PROMPT — In the copy, keep every record exact and leave out all images.

ENTRIES SUPPLIED —
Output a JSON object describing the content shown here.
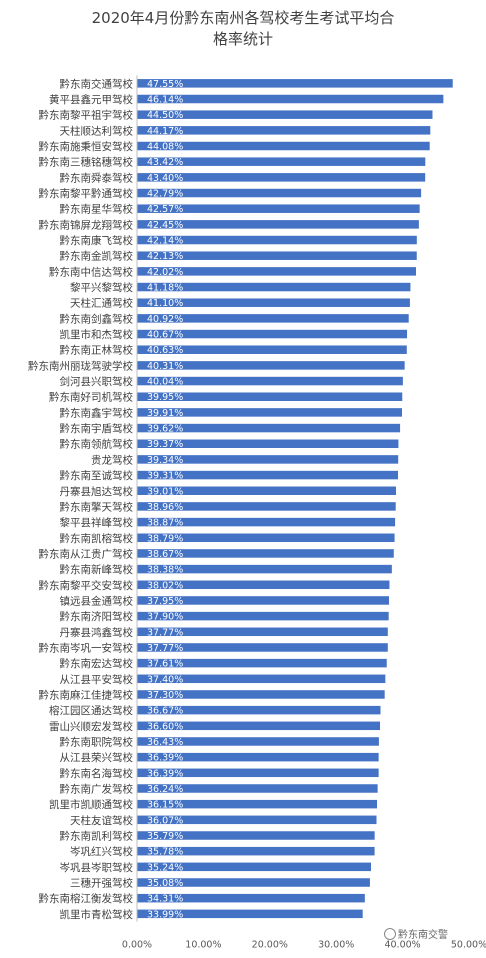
{
  "chart_data": {
    "type": "bar",
    "orientation": "horizontal",
    "title_lines": [
      "2020年4月份黔东南州各驾校考生考试平均合",
      "格率统计"
    ],
    "categories": [
      "黔东南交通驾校",
      "黄平县鑫元甲驾校",
      "黔东南黎平祖宇驾校",
      "天柱顺达利驾校",
      "黔东南施秉恒安驾校",
      "黔东南三穗铭穗驾校",
      "黔东南舜泰驾校",
      "黔东南黎平黔通驾校",
      "黔东南星华驾校",
      "黔东南锦屏龙翔驾校",
      "黔东南康飞驾校",
      "黔东南金凯驾校",
      "黔东南中信达驾校",
      "黎平兴黎驾校",
      "天柱汇通驾校",
      "黔东南剑鑫驾校",
      "凯里市和杰驾校",
      "黔东南正林驾校",
      "黔东南州丽珑驾驶学校",
      "剑河县兴职驾校",
      "黔东南好司机驾校",
      "黔东南鑫宇驾校",
      "黔东南宇盾驾校",
      "黔东南领航驾校",
      "贵龙驾校",
      "黔东南至诚驾校",
      "丹寨县旭达驾校",
      "黔东南擎天驾校",
      "黎平县祥峰驾校",
      "黔东南凯榕驾校",
      "黔东南从江贵广驾校",
      "黔东南新峰驾校",
      "黔东南黎平交安驾校",
      "镇远县金通驾校",
      "黔东南济阳驾校",
      "丹寨县鸿鑫驾校",
      "黔东南岑巩一安驾校",
      "黔东南宏达驾校",
      "从江县平安驾校",
      "黔东南麻江佳捷驾校",
      "榕江园区通达驾校",
      "雷山兴顺宏发驾校",
      "黔东南职院驾校",
      "从江县荣兴驾校",
      "黔东南名海驾校",
      "黔东南广发驾校",
      "凯里市凯顺通驾校",
      "天柱友谊驾校",
      "黔东南凯利驾校",
      "岑巩红兴驾校",
      "岑巩县岑职驾校",
      "三穗开强驾校",
      "黔东南榕江衡发驾校",
      "凯里市青松驾校"
    ],
    "values": [
      47.55,
      46.14,
      44.5,
      44.17,
      44.08,
      43.42,
      43.4,
      42.79,
      42.57,
      42.45,
      42.14,
      42.13,
      42.02,
      41.18,
      41.1,
      40.92,
      40.67,
      40.63,
      40.31,
      40.04,
      39.95,
      39.91,
      39.62,
      39.37,
      39.34,
      39.31,
      39.01,
      38.96,
      38.87,
      38.79,
      38.67,
      38.38,
      38.02,
      37.95,
      37.9,
      37.77,
      37.77,
      37.61,
      37.4,
      37.3,
      36.67,
      36.6,
      36.43,
      36.39,
      36.39,
      36.24,
      36.15,
      36.07,
      35.79,
      35.78,
      35.24,
      35.08,
      34.31,
      33.99
    ],
    "value_format": "{v}%",
    "xlim": [
      0,
      50
    ],
    "xticks": [
      0,
      10,
      20,
      30,
      40,
      50
    ],
    "xtick_labels": [
      "0.00%",
      "10.00%",
      "20.00%",
      "30.00%",
      "40.00%",
      "50.00%"
    ],
    "xlabel": "",
    "ylabel": "",
    "grid": false,
    "legend": "none",
    "bar_color": "#4472C4",
    "label_color": "#ffffff",
    "text_color": "#404040"
  },
  "watermark": {
    "text": "黔东南交警"
  }
}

FULL SOLUTION —
Output a JSON object describing the content shown here.
{
  "chart_data": {
    "type": "bar",
    "orientation": "horizontal",
    "title_lines": [
      "2020年4月份黔东南州各驾校考生考试平均合",
      "格率统计"
    ],
    "categories": [
      "黔东南交通驾校",
      "黄平县鑫元甲驾校",
      "黔东南黎平祖宇驾校",
      "天柱顺达利驾校",
      "黔东南施秉恒安驾校",
      "黔东南三穗铭穗驾校",
      "黔东南舜泰驾校",
      "黔东南黎平黔通驾校",
      "黔东南星华驾校",
      "黔东南锦屏龙翔驾校",
      "黔东南康飞驾校",
      "黔东南金凯驾校",
      "黔东南中信达驾校",
      "黎平兴黎驾校",
      "天柱汇通驾校",
      "黔东南剑鑫驾校",
      "凯里市和杰驾校",
      "黔东南正林驾校",
      "黔东南州丽珑驾驶学校",
      "剑河县兴职驾校",
      "黔东南好司机驾校",
      "黔东南鑫宇驾校",
      "黔东南宇盾驾校",
      "黔东南领航驾校",
      "贵龙驾校",
      "黔东南至诚驾校",
      "丹寨县旭达驾校",
      "黔东南擎天驾校",
      "黎平县祥峰驾校",
      "黔东南凯榕驾校",
      "黔东南从江贵广驾校",
      "黔东南新峰驾校",
      "黔东南黎平交安驾校",
      "镇远县金通驾校",
      "黔东南济阳驾校",
      "丹寨县鸿鑫驾校",
      "黔东南岑巩一安驾校",
      "黔东南宏达驾校",
      "从江县平安驾校",
      "黔东南麻江佳捷驾校",
      "榕江园区通达驾校",
      "雷山兴顺宏发驾校",
      "黔东南职院驾校",
      "从江县荣兴驾校",
      "黔东南名海驾校",
      "黔东南广发驾校",
      "凯里市凯顺通驾校",
      "天柱友谊驾校",
      "黔东南凯利驾校",
      "岑巩红兴驾校",
      "岑巩县岑职驾校",
      "三穗开强驾校",
      "黔东南榕江衡发驾校",
      "凯里市青松驾校"
    ],
    "values": [
      47.55,
      46.14,
      44.5,
      44.17,
      44.08,
      43.42,
      43.4,
      42.79,
      42.57,
      42.45,
      42.14,
      42.13,
      42.02,
      41.18,
      41.1,
      40.92,
      40.67,
      40.63,
      40.31,
      40.04,
      39.95,
      39.91,
      39.62,
      39.37,
      39.34,
      39.31,
      39.01,
      38.96,
      38.87,
      38.79,
      38.67,
      38.38,
      38.02,
      37.95,
      37.9,
      37.77,
      37.77,
      37.61,
      37.4,
      37.3,
      36.67,
      36.6,
      36.43,
      36.39,
      36.39,
      36.24,
      36.15,
      36.07,
      35.79,
      35.78,
      35.24,
      35.08,
      34.31,
      33.99
    ],
    "value_format": "{v}%",
    "xlim": [
      0,
      50
    ],
    "xticks": [
      0,
      10,
      20,
      30,
      40,
      50
    ],
    "xtick_labels": [
      "0.00%",
      "10.00%",
      "20.00%",
      "30.00%",
      "40.00%",
      "50.00%"
    ],
    "xlabel": "",
    "ylabel": "",
    "grid": false,
    "legend": "none",
    "bar_color": "#4472C4",
    "label_color": "#ffffff",
    "text_color": "#404040"
  },
  "watermark": {
    "text": "黔东南交警"
  }
}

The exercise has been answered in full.